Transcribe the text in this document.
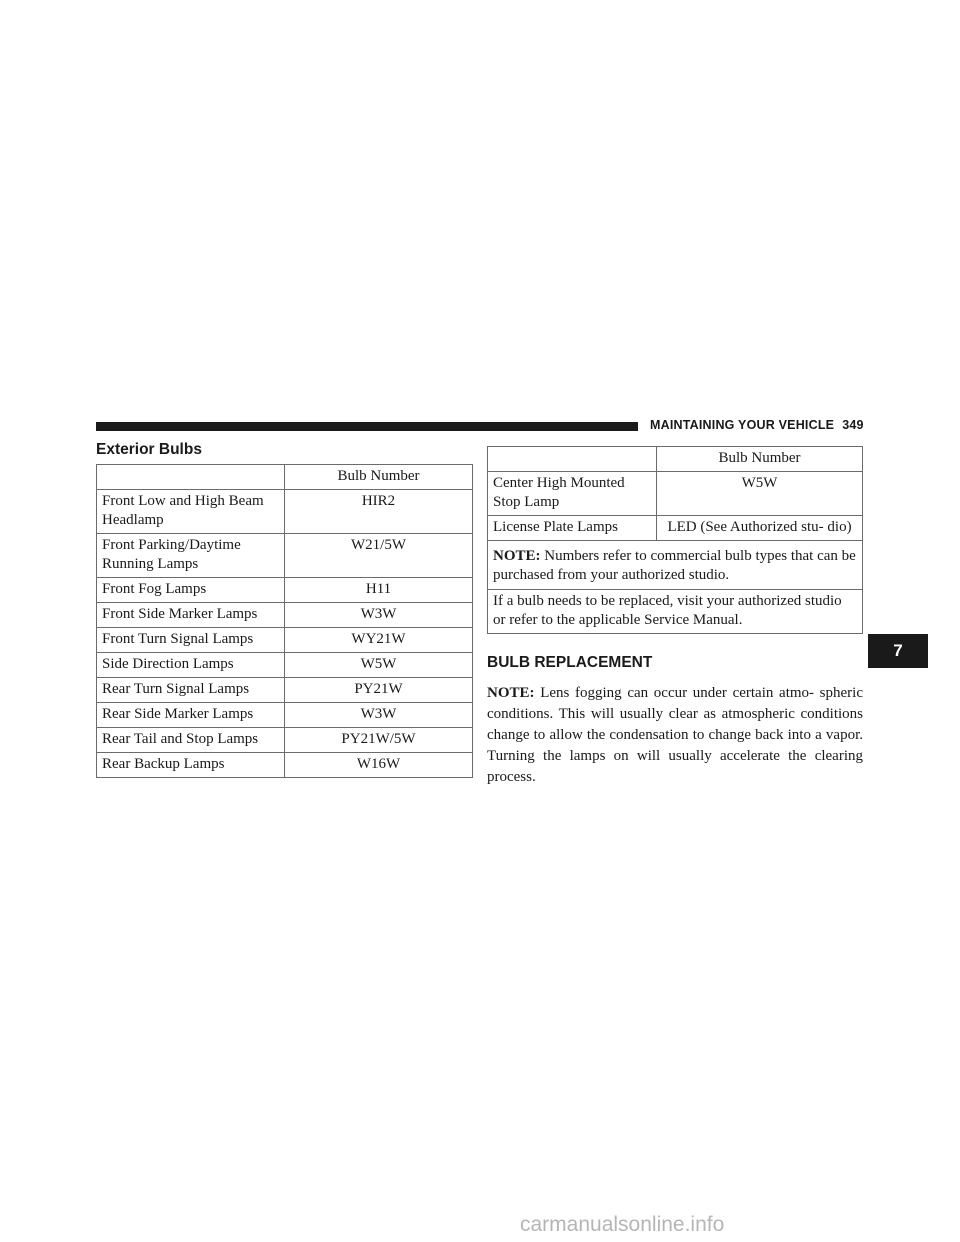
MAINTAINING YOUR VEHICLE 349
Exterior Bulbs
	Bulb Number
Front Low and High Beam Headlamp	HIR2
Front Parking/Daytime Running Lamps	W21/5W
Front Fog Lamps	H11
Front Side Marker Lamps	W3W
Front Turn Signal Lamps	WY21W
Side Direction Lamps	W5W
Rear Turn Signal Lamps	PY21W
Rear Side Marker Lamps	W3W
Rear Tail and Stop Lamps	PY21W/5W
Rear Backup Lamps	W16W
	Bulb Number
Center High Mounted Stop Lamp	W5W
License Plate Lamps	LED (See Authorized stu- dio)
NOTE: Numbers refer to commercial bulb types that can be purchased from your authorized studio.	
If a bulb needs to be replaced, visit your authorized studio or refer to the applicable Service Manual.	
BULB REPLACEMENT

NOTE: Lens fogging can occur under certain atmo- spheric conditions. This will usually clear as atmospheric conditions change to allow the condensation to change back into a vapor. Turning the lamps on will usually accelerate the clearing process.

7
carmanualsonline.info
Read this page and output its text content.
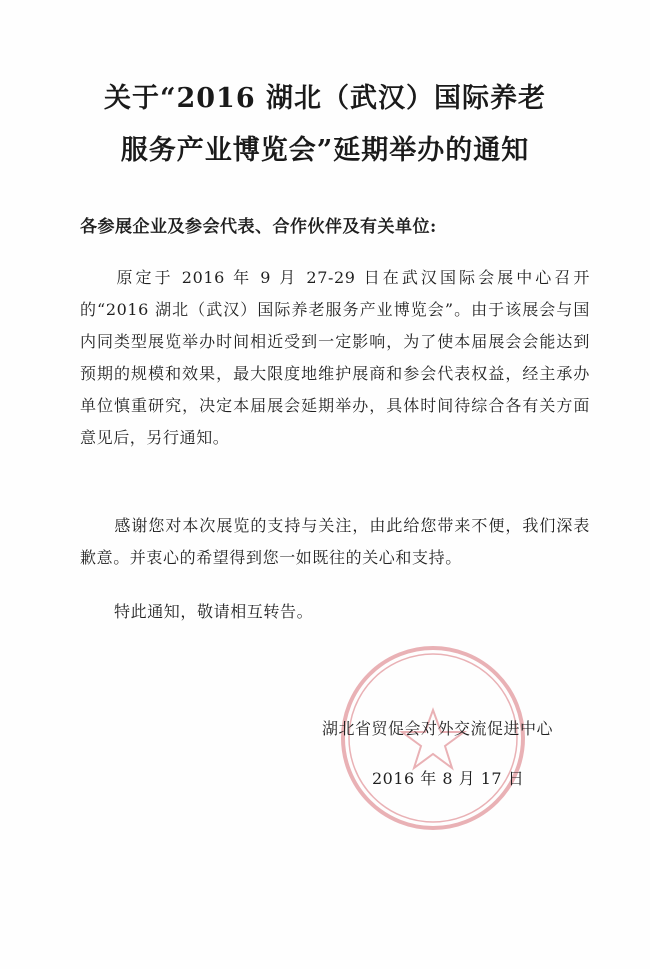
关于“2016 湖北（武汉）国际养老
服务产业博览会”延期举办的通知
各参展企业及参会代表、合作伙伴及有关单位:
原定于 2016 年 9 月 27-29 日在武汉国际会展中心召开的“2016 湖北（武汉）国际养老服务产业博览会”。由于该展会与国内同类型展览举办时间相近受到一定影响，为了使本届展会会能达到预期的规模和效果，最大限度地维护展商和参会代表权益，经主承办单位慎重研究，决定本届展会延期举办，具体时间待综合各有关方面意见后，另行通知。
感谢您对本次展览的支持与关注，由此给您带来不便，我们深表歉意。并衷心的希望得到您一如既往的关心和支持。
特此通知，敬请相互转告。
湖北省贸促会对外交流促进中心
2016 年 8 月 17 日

• _CHALLENGE_: Give every record back exactly as it reads, with no images.

• _RESULT OF THE EXERCISE_:
Transcribe the text in this document.
MAINTAINING YOUR VEHICLE 349
Exterior Bulbs
	Bulb Number
Front Low and High Beam Headlamp	HIR2
Front Parking/Daytime Running Lamps	W21/5W
Front Fog Lamps	H11
Front Side Marker Lamps	W3W
Front Turn Signal Lamps	WY21W
Side Direction Lamps	W5W
Rear Turn Signal Lamps	PY21W
Rear Side Marker Lamps	W3W
Rear Tail and Stop Lamps	PY21W/5W
Rear Backup Lamps	W16W
	Bulb Number
Center High Mounted Stop Lamp	W5W
License Plate Lamps	LED (See Authorized stu- dio)
NOTE: Numbers refer to commercial bulb types that can be purchased from your authorized studio.	
If a bulb needs to be replaced, visit your authorized studio or refer to the applicable Service Manual.	
BULB REPLACEMENT

NOTE: Lens fogging can occur under certain atmo- spheric conditions. This will usually clear as atmospheric conditions change to allow the condensation to change back into a vapor. Turning the lamps on will usually accelerate the clearing process.

7
carmanualsonline.info
Read this page and output its text content.
关于“2016 湖北（武汉）国际养老
服务产业博览会”延期举办的通知
各参展企业及参会代表、合作伙伴及有关单位:
原定于 2016 年 9 月 27-29 日在武汉国际会展中心召开的“2016 湖北（武汉）国际养老服务产业博览会”。由于该展会与国内同类型展览举办时间相近受到一定影响，为了使本届展会会能达到预期的规模和效果，最大限度地维护展商和参会代表权益，经主承办单位慎重研究，决定本届展会延期举办，具体时间待综合各有关方面意见后，另行通知。
感谢您对本次展览的支持与关注，由此给您带来不便，我们深表歉意。并衷心的希望得到您一如既往的关心和支持。
特此通知，敬请相互转告。
湖北省贸促会对外交流促进中心
2016 年 8 月 17 日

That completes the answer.